▶ [Job] Read through the entries below and return each line with the word "placeholder".

— Begin Records for processing —

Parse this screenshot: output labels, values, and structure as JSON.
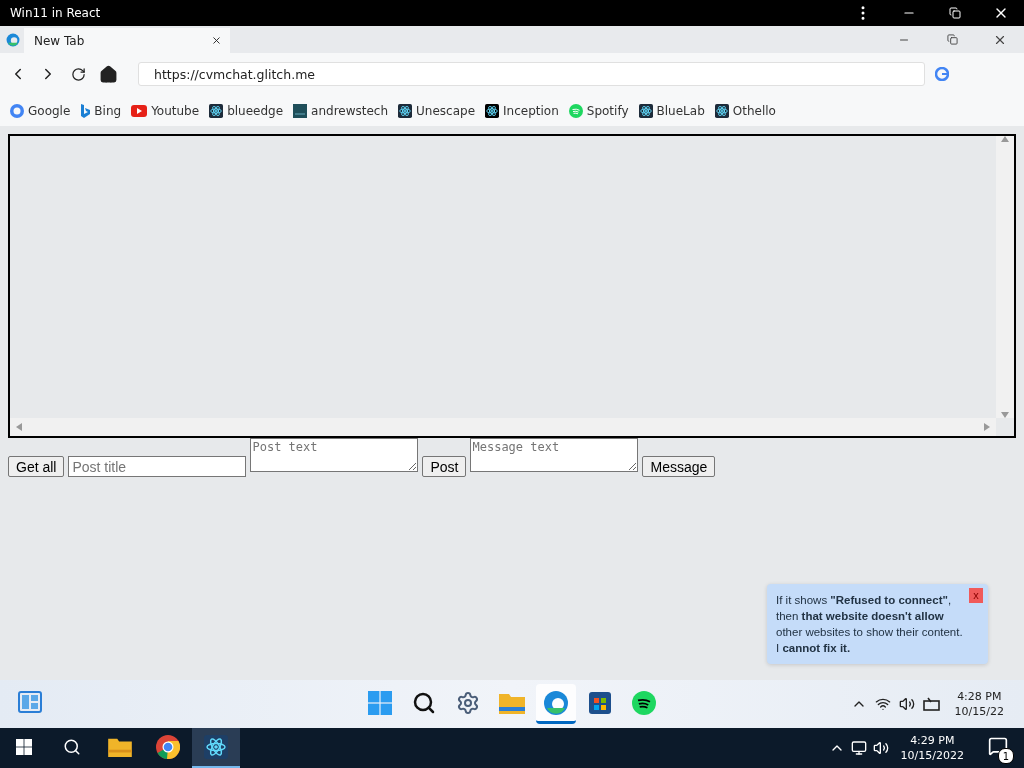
{
  "host_window": {
    "title": "Win11 in React"
  },
  "browser": {
    "tab": {
      "label": "New Tab",
      "selected": true
    },
    "url": "https://cvmchat.glitch.me",
    "bookmarks": [
      "Google",
      "Bing",
      "Youtube",
      "blueedge",
      "andrewstech",
      "Unescape",
      "Inception",
      "Spotify",
      "BlueLab",
      "Othello"
    ]
  },
  "page": {
    "buttons": [
      "Get all",
      "Post",
      "Message"
    ],
    "post_title": {
      "placeholder": "Post title"
    },
    "post_text": {
      "placeholder": "Post text"
    },
    "message_text": {
      "placeholder": "Message text"
    }
  },
  "toast": {
    "text": "If it shows **\"Refused to connect\"**, then **that website doesn't allow** other websites to show their content. I **cannot fix it.**",
    "close": "x"
  },
  "win11_taskbar": {
    "apps": [
      {
        "selected": false
      },
      {
        "selected": false
      },
      {
        "selected": false
      },
      {
        "selected": false
      },
      {
        "selected": true
      },
      {
        "selected": false
      },
      {
        "selected": false
      }
    ],
    "time": "4:28 PM",
    "date": "10/15/22"
  },
  "host_taskbar": {
    "apps": [
      {
        "selected": false
      },
      {
        "selected": false
      },
      {
        "selected": false
      },
      {
        "selected": false
      },
      {
        "selected": true
      }
    ],
    "time": "4:29 PM",
    "date": "10/15/2022",
    "notifications": "1"
  }
}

— End Records for processing —

▶ [The solution]
      "placeholder": "Post title"
      "placeholder": "Post text"
      "placeholder": "Message text"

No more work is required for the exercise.